SET PROBLEM :: Identify each line below that contains the word "Configure", and copy it out.

BEGIN

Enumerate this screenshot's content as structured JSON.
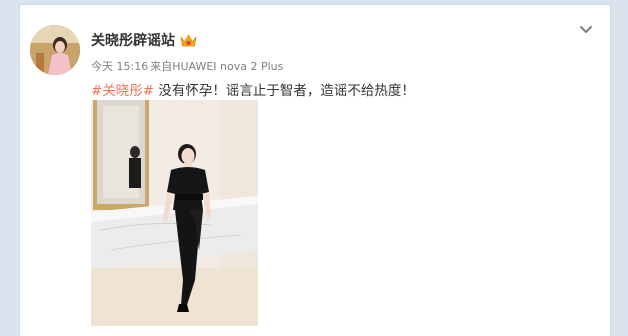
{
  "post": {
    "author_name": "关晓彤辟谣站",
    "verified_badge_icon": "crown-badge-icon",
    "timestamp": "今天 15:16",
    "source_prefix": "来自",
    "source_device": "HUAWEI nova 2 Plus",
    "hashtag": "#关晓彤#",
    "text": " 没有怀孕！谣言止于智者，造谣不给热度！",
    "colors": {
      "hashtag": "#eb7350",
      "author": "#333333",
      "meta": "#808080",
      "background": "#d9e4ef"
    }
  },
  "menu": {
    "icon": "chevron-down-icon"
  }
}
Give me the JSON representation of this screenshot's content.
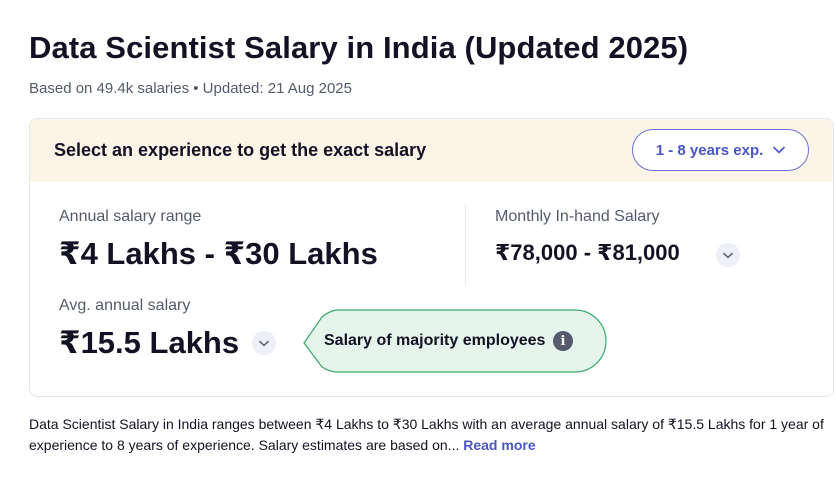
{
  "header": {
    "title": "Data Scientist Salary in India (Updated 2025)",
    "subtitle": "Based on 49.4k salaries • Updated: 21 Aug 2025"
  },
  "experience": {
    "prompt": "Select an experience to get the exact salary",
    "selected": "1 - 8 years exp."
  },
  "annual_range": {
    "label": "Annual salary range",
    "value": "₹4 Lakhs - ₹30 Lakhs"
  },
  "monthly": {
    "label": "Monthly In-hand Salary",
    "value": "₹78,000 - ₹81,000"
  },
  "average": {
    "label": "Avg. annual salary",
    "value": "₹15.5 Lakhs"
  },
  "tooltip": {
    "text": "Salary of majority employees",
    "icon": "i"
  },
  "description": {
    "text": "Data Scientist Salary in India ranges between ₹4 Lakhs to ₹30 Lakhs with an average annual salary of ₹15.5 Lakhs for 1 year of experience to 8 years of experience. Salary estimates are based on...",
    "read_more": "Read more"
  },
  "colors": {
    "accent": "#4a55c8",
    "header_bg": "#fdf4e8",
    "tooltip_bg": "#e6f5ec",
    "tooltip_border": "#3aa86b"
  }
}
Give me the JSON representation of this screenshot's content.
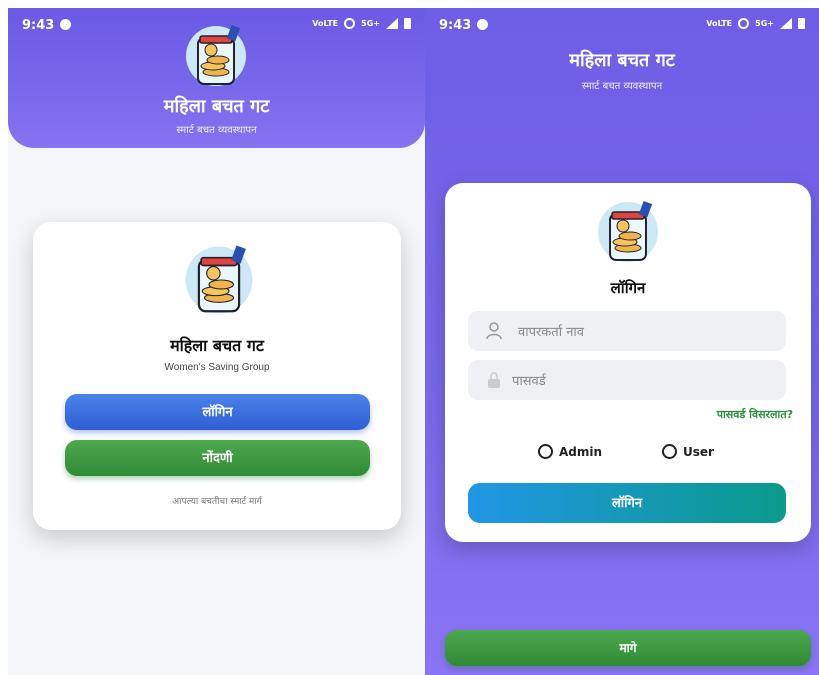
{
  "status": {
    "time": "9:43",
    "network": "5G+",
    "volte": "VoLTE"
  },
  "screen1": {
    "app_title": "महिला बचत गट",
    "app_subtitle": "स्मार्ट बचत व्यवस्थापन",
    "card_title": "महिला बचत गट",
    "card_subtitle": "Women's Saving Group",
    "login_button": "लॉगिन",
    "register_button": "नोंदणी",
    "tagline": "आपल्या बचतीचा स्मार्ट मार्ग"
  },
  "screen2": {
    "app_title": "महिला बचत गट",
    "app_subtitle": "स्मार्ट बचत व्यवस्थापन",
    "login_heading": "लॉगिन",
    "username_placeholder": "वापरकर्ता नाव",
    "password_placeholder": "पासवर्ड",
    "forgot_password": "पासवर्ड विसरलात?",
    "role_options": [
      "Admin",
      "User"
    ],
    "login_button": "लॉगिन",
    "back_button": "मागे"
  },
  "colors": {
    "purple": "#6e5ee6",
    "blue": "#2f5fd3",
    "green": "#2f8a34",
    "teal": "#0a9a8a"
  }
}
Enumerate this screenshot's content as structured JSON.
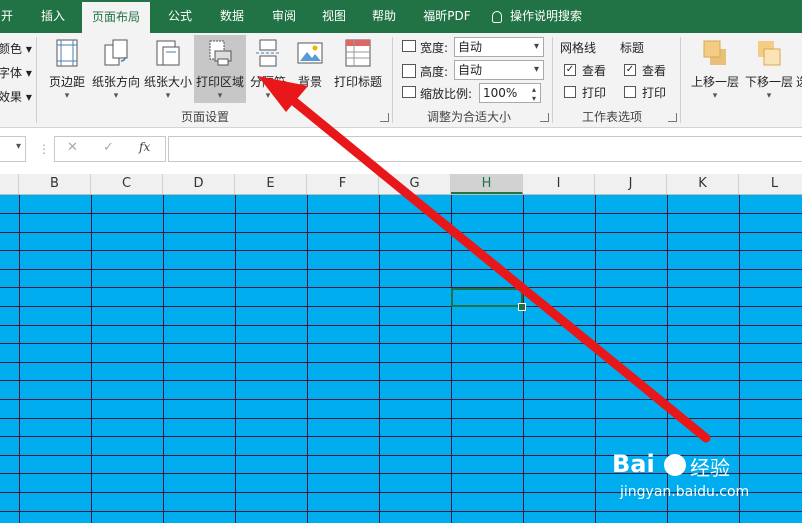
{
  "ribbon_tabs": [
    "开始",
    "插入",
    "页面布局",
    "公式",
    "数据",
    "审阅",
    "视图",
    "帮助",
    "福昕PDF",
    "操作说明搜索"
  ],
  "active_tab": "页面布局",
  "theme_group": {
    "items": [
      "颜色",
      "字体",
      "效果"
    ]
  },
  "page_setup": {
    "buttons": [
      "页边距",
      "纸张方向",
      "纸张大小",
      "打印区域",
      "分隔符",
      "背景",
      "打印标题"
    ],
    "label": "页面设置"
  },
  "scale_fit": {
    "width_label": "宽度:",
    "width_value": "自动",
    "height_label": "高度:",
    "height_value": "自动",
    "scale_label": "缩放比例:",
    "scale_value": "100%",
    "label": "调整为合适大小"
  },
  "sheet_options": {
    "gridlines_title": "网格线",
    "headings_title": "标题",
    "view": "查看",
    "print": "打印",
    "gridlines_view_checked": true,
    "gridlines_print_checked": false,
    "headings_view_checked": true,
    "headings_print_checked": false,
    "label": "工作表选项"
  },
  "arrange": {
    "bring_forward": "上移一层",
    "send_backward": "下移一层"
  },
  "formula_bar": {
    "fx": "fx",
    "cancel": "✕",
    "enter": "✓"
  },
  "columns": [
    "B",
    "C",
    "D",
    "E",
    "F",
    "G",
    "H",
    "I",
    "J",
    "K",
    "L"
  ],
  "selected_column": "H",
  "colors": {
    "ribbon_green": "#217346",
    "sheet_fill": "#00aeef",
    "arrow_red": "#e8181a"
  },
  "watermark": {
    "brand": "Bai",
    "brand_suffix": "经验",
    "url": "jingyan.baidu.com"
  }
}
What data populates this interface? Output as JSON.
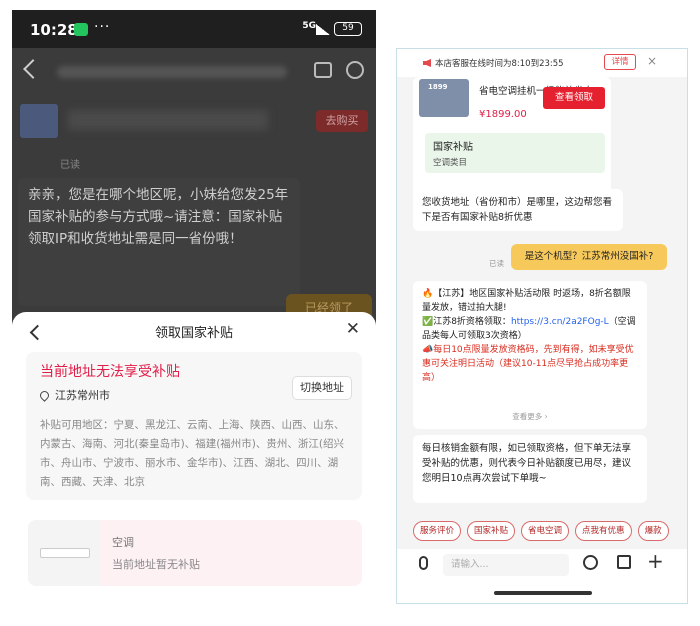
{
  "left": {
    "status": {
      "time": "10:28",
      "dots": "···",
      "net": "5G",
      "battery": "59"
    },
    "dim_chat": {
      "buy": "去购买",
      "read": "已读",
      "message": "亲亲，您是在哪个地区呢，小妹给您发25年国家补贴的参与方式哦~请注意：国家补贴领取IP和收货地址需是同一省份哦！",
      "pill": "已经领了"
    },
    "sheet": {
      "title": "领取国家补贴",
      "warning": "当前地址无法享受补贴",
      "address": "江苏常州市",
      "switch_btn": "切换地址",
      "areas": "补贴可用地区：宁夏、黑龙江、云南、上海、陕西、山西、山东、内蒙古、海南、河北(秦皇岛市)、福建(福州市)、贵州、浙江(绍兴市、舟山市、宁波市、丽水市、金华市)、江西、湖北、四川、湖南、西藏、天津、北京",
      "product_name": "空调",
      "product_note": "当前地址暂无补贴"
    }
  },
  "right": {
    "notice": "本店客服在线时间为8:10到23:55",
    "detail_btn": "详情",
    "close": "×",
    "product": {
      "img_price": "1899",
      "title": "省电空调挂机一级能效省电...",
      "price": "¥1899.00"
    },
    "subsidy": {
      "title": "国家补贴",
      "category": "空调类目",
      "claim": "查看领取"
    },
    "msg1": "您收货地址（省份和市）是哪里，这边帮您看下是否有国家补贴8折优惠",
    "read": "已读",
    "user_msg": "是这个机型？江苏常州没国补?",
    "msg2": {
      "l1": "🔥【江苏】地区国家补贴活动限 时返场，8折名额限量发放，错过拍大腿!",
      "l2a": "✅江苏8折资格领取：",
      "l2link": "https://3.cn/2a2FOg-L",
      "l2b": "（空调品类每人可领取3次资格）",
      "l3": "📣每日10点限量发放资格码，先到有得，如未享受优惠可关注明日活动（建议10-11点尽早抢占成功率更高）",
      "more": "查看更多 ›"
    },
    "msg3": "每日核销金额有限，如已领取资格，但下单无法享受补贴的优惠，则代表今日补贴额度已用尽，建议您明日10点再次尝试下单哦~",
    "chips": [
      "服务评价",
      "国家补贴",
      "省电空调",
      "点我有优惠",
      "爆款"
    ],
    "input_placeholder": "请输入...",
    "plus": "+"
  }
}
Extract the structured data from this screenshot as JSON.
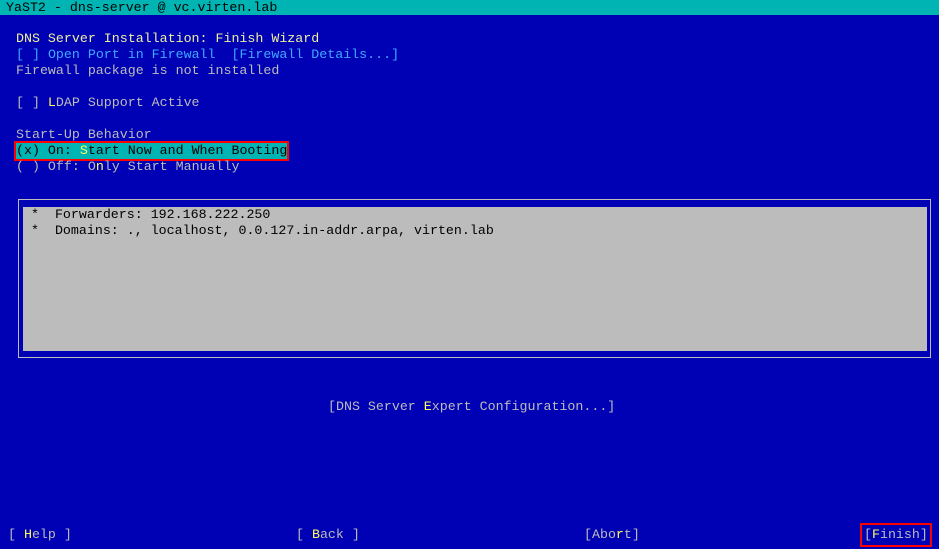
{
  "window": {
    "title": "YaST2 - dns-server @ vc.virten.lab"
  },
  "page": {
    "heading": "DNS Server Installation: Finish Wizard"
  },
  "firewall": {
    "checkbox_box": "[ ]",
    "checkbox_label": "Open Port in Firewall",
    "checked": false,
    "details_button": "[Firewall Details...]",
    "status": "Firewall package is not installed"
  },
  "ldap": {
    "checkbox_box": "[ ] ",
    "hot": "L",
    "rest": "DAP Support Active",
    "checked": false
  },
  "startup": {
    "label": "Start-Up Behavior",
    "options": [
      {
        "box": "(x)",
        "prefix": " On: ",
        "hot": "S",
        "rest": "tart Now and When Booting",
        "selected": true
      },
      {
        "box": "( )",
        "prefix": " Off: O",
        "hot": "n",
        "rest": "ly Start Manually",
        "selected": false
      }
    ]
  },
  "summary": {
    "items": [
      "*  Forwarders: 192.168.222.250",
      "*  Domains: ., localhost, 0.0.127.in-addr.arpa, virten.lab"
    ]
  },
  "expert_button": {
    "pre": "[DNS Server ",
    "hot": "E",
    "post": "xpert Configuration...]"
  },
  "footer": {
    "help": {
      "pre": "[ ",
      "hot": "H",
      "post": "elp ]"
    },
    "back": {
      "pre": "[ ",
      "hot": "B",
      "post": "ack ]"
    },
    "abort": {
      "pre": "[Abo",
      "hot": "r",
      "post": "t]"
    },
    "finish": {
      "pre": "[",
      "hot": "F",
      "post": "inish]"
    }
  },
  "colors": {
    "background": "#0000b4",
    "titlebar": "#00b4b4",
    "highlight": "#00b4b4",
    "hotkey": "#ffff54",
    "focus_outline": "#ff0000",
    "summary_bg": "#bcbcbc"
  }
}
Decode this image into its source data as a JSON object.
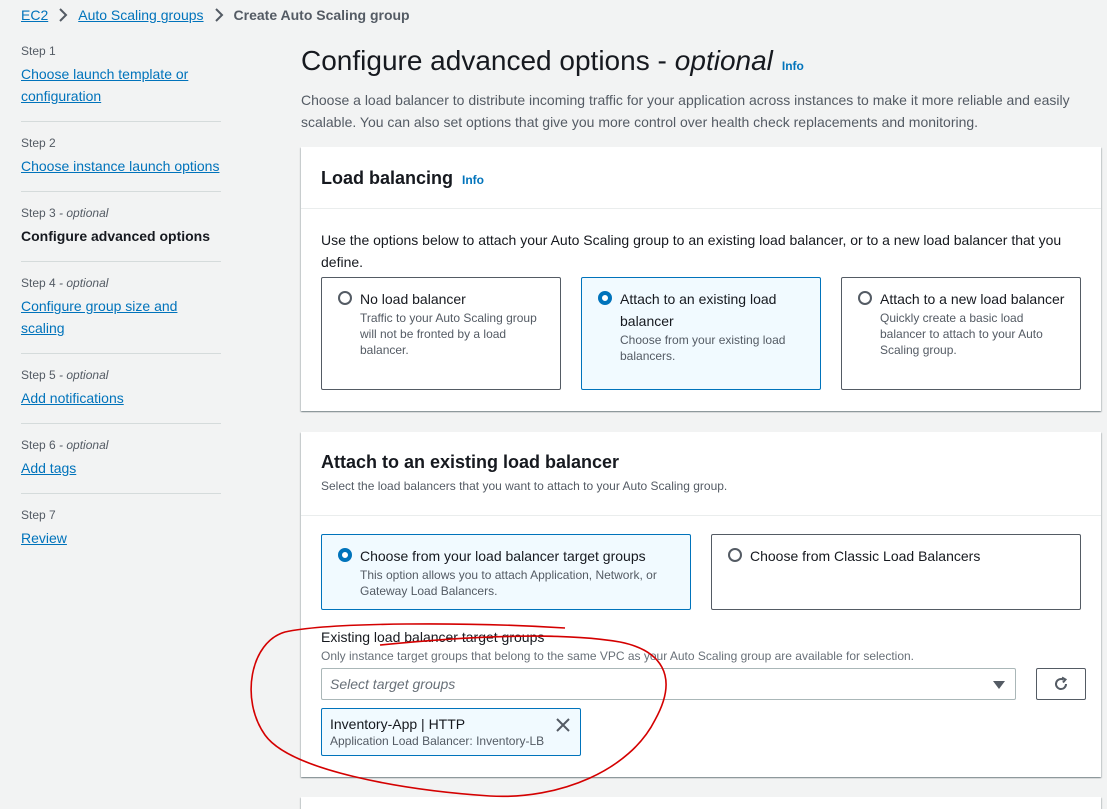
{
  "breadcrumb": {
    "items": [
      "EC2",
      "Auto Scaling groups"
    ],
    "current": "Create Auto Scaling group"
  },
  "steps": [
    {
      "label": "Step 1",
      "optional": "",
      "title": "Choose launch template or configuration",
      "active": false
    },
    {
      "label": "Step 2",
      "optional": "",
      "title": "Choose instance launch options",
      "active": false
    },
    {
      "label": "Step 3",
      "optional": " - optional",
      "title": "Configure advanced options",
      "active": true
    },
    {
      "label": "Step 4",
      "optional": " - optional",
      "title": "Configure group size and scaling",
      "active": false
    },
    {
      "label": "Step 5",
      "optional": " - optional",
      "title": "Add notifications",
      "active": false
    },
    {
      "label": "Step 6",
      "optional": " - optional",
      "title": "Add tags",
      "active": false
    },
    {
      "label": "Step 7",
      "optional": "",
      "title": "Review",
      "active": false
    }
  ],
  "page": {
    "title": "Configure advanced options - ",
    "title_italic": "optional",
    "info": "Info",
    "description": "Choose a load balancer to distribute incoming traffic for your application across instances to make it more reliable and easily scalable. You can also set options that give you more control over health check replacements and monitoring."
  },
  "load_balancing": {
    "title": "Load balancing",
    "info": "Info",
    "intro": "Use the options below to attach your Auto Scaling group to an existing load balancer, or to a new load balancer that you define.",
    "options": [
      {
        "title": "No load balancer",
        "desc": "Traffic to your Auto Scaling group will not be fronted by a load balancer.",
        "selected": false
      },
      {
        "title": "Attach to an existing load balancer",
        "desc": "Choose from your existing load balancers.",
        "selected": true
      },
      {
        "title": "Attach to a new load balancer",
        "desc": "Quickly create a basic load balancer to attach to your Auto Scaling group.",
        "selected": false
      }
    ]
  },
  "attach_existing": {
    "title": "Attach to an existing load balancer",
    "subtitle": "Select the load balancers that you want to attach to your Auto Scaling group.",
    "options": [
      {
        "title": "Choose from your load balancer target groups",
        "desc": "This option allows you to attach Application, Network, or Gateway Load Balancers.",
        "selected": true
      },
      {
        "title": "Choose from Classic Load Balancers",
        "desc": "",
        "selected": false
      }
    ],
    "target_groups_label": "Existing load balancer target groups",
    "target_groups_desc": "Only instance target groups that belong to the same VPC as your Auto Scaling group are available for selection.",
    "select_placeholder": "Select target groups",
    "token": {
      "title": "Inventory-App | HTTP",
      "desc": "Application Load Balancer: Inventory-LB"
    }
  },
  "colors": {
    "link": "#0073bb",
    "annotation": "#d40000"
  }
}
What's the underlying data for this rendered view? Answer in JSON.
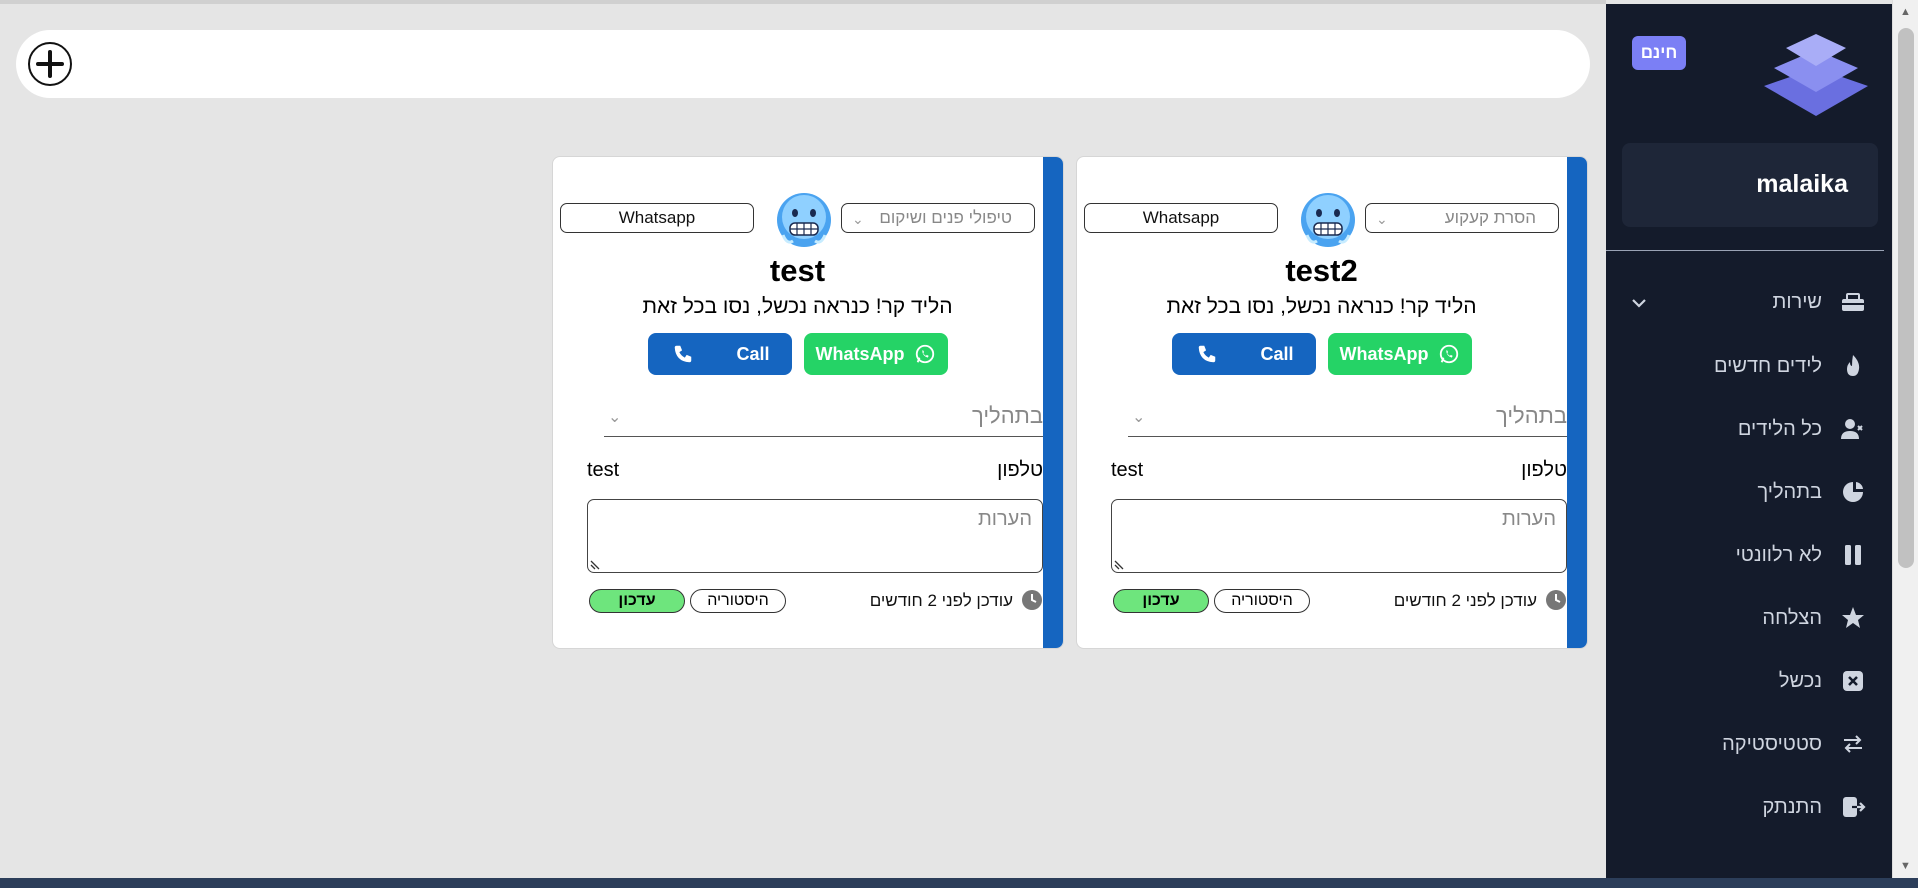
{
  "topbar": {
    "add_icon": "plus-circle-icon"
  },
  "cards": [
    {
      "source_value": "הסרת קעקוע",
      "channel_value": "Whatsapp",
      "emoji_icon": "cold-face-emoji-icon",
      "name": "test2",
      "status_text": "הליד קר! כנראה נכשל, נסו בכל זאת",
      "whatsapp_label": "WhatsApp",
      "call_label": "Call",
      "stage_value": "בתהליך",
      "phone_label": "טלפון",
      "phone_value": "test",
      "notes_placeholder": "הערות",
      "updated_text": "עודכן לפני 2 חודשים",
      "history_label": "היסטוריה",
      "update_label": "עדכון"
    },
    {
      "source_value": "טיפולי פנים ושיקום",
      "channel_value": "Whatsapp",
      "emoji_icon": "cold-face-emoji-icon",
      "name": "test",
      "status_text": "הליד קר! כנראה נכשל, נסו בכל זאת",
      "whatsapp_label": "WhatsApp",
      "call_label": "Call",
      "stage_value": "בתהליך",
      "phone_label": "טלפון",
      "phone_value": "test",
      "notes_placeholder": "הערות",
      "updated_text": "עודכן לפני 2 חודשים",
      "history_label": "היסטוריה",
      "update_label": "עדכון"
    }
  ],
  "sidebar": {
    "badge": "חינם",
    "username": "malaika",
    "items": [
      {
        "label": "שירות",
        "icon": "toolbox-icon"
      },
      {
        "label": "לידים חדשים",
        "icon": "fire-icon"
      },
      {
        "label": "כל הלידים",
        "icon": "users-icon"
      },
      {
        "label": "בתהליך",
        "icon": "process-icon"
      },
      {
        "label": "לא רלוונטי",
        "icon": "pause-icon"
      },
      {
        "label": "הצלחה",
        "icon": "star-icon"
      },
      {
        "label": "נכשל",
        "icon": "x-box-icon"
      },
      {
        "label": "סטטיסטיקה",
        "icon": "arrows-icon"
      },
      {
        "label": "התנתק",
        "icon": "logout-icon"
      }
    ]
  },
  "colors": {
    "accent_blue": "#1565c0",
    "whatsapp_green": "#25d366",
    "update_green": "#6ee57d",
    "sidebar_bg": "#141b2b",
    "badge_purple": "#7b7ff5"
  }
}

END

IN RESPONSE ::
      "title": "Configure advanced options",
      "title": "Configure group size and scaling",
    "title": "Configure advanced options - ",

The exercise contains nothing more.